* _EXCERPT PROVIDED_
______________________________
Apache - APA - close: 69.17 change: -0.33 stop: 67.99
Crude oil continued to slide on Monday and the oil sector did not escape the market-wide weakness. Shares of APA lost another 0.47% and its technical indicators continue to worsen. APA is testing support at its trendline of higher lows and the 100-dma. If the stock doesn't bounce from the $69 (or $68) level tomorrow then odds are good that we'll be stopped out. Consider the late day turn lower on Monday APA looks vulnerable to more selling. We are not suggesting new positions and more conservative traders may want to exit early to avoid further losses.
Picked on December 08 at $ 70.98
Dominion Res. - D - close: 80.50 chg: -0.37 stop: 74.75
Shares of D were not able to avoid the market's weakness either. The stock dipped to $80.31 and looks poised to test the $80.00 mark tomorrow. The lack of reaction to the S&P credit downgrade today is probably bullish. We would not suggest new bullish positions in D right here. Watch for a dip and a bounce from the $80.00 level before considering new bullish positions. If the market averages turn lower then we'd look for D to test its 10-dma (near $79). Our target for D is the $84.50-85.00 range compared to the P&F chart, which points to a $92 target.
Picked on November 27 at $ 78.24
Femsa Fomento - FMX - close: 69.58 chg: -0.10 stop: 67.75
The Mexican stock market had a rough day losing more than 180 points for a 1% loss on Monday. Therefore the early morning, intraday spike to $71.11 in shares of FMX is a mystery. We cannot find any news or catalyst to account for the failed rally, which is exactly what this looks like - a failed rally and a short-term top. We have been triggered at $70.65 but we are not suggesting new bullish positions. Honestly, conservative traders, if you were triggered, you may want to just exit early right here to avoid further losses. The afternoon sell-off was picking up speed into the closing bell and this suggests more weakness tomorrow. We repeat we are not suggesting new bullish positions in FMX at this time.
Picked on December 19 at $ 70.65
Garmin ltd - GRMN - close: 61.35 change: +0.31 stop: 57.90
GRMN managed a bounce from its simple 10-dma this morning but the stock was already fading lower late this afternoon. If the major averages turn lower again tomorrow then we'd look for GRMN to hit the $60 level and/or its simple 50-dma. We would not even consider new bullish positions until we see a bounce from $60. Our mid-January target is the $69.00-70.00 range. We do not want to hold over the January earnings report. More conservative traders may want to tighten their stop losses.
______________________________
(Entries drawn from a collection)
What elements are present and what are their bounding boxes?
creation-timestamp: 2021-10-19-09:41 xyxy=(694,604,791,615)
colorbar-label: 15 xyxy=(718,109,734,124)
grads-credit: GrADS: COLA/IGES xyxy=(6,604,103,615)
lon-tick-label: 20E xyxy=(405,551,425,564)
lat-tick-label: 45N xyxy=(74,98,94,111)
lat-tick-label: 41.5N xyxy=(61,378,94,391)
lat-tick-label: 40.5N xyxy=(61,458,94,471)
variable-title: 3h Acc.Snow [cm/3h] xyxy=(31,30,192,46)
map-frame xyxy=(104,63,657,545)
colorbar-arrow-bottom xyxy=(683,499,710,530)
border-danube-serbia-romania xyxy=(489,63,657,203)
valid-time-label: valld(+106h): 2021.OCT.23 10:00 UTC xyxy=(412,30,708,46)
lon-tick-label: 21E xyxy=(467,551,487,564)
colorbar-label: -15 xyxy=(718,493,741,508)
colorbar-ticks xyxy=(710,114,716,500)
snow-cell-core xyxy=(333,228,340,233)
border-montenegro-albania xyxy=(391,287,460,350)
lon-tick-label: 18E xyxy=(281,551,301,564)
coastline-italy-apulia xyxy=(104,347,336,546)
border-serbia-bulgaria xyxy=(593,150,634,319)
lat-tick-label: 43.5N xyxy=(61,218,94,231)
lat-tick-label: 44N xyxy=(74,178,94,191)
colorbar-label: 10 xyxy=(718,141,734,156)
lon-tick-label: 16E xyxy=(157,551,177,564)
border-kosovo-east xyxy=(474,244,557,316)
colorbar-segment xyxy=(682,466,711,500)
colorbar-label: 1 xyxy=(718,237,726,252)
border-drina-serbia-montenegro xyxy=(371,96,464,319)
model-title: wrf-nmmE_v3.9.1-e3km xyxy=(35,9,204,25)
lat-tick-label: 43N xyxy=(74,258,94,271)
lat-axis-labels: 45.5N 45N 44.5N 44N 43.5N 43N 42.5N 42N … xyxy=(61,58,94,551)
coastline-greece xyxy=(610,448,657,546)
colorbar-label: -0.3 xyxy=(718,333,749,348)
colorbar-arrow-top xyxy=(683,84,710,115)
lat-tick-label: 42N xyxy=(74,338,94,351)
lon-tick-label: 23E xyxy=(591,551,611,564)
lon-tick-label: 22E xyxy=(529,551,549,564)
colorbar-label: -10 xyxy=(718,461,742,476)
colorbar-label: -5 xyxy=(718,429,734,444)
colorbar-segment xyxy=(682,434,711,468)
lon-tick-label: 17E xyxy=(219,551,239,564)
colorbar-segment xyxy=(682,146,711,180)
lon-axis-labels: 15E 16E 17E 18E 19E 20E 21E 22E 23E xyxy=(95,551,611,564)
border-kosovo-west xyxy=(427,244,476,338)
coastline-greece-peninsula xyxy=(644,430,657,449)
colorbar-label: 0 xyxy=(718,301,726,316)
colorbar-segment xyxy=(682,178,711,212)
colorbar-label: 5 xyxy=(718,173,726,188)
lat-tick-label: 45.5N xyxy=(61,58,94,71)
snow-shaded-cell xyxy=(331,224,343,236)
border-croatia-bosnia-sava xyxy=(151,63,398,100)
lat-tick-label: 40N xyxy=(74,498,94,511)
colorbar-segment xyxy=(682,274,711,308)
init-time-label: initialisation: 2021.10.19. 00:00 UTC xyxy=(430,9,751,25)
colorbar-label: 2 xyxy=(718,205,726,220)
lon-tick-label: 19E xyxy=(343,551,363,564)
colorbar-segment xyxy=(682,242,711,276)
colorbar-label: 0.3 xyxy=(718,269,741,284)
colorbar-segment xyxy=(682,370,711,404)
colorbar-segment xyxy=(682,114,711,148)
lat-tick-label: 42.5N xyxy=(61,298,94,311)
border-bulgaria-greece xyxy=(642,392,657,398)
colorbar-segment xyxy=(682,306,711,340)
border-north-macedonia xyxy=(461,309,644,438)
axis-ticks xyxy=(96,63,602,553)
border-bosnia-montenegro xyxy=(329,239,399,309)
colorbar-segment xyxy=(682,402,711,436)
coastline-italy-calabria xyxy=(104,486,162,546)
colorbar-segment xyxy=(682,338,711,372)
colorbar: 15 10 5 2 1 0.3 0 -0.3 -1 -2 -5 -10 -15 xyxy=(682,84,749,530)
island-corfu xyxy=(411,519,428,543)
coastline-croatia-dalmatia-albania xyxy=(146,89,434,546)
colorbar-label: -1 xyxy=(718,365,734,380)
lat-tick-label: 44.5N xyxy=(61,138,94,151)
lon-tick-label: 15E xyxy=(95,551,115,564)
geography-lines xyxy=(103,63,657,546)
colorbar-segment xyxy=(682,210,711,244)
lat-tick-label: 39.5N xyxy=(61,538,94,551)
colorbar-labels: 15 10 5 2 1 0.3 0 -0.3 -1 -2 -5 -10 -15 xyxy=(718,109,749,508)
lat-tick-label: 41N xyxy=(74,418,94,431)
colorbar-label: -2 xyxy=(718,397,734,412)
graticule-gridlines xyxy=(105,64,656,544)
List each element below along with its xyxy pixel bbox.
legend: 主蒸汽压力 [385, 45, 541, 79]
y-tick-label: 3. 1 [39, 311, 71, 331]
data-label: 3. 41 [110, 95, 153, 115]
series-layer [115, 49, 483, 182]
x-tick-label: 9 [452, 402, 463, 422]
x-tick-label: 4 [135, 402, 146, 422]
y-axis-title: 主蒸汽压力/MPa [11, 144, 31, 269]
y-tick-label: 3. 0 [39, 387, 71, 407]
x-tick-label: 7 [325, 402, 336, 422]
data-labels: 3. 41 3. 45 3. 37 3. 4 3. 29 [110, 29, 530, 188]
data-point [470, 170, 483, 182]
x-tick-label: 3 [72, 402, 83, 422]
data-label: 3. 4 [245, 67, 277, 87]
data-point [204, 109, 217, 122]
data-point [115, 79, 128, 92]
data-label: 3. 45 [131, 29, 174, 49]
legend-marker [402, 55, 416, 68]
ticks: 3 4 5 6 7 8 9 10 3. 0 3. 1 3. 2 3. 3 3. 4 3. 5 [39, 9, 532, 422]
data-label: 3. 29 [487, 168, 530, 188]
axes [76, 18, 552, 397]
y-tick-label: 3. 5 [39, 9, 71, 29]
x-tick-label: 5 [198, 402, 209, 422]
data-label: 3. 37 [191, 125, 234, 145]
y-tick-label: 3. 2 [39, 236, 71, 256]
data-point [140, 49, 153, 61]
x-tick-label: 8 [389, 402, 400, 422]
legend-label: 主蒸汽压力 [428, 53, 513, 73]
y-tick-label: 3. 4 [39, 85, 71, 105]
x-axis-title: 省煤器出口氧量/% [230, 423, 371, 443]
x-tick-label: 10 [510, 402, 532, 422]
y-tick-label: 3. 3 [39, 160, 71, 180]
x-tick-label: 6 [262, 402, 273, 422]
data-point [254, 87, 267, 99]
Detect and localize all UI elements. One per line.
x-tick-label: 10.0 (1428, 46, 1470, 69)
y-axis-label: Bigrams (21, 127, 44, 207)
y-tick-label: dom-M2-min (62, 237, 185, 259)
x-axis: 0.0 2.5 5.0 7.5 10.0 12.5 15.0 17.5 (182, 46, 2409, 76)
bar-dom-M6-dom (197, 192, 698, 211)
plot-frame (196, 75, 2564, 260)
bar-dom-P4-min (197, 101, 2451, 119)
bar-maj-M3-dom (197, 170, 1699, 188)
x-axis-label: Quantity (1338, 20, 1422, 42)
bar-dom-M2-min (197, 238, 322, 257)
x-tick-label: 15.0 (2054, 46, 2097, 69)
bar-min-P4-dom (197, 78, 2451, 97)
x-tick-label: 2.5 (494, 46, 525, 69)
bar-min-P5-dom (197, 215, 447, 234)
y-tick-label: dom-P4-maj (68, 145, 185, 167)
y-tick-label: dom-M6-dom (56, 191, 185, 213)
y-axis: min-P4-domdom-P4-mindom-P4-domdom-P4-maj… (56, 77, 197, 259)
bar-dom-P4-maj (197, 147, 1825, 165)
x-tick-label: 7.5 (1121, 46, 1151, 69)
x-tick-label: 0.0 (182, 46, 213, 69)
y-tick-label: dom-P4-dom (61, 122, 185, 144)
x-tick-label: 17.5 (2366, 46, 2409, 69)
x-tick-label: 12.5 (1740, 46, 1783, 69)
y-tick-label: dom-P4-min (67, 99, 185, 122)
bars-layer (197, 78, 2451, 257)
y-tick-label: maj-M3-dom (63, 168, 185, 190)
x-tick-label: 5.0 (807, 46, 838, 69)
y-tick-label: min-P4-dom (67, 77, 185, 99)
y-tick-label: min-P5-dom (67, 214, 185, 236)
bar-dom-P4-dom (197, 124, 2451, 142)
______________________________
* _TASKS TO CARRY OUT_
A: Name every ticker symbol that the stock commentary mentions.
B: Please reproduce the rows from the first one through the line containing "lat-tick-label: 43N xyxy=(74,258,94,271)", swapping "colorbar-label" for "scale-label" wherever it occurs and leaving everything else as it is.
The stock commentary and the rows have no connection to each other.

* _PROBLEM SOLUTIONS_
A: APA, D, FMX, GRMN

B:
What elements are present and what are their bounding boxes?
creation-timestamp: 2021-10-19-09:41 xyxy=(694,604,791,615)
scale-label: 15 xyxy=(718,109,734,124)
grads-credit: GrADS: COLA/IGES xyxy=(6,604,103,615)
lon-tick-label: 20E xyxy=(405,551,425,564)
lat-tick-label: 45N xyxy=(74,98,94,111)
lat-tick-label: 41.5N xyxy=(61,378,94,391)
lat-tick-label: 40.5N xyxy=(61,458,94,471)
variable-title: 3h Acc.Snow [cm/3h] xyxy=(31,30,192,46)
map-frame xyxy=(104,63,657,545)
colorbar-arrow-bottom xyxy=(683,499,710,530)
border-danube-serbia-romania xyxy=(489,63,657,203)
valid-time-label: valld(+106h): 2021.OCT.23 10:00 UTC xyxy=(412,30,708,46)
lon-tick-label: 21E xyxy=(467,551,487,564)
scale-label: -15 xyxy=(718,493,741,508)
colorbar-ticks xyxy=(710,114,716,500)
snow-cell-core xyxy=(333,228,340,233)
border-montenegro-albania xyxy=(391,287,460,350)
lon-tick-label: 18E xyxy=(281,551,301,564)
coastline-italy-apulia xyxy=(104,347,336,546)
border-serbia-bulgaria xyxy=(593,150,634,319)
lat-tick-label: 43.5N xyxy=(61,218,94,231)
lat-tick-label: 44N xyxy=(74,178,94,191)
scale-label: 10 xyxy=(718,141,734,156)
lon-tick-label: 16E xyxy=(157,551,177,564)
border-kosovo-east xyxy=(474,244,557,316)
colorbar-segment xyxy=(682,466,711,500)
scale-label: 1 xyxy=(718,237,726,252)
border-drina-serbia-montenegro xyxy=(371,96,464,319)
model-title: wrf-nmmE_v3.9.1-e3km xyxy=(35,9,204,25)
lat-tick-label: 43N xyxy=(74,258,94,271)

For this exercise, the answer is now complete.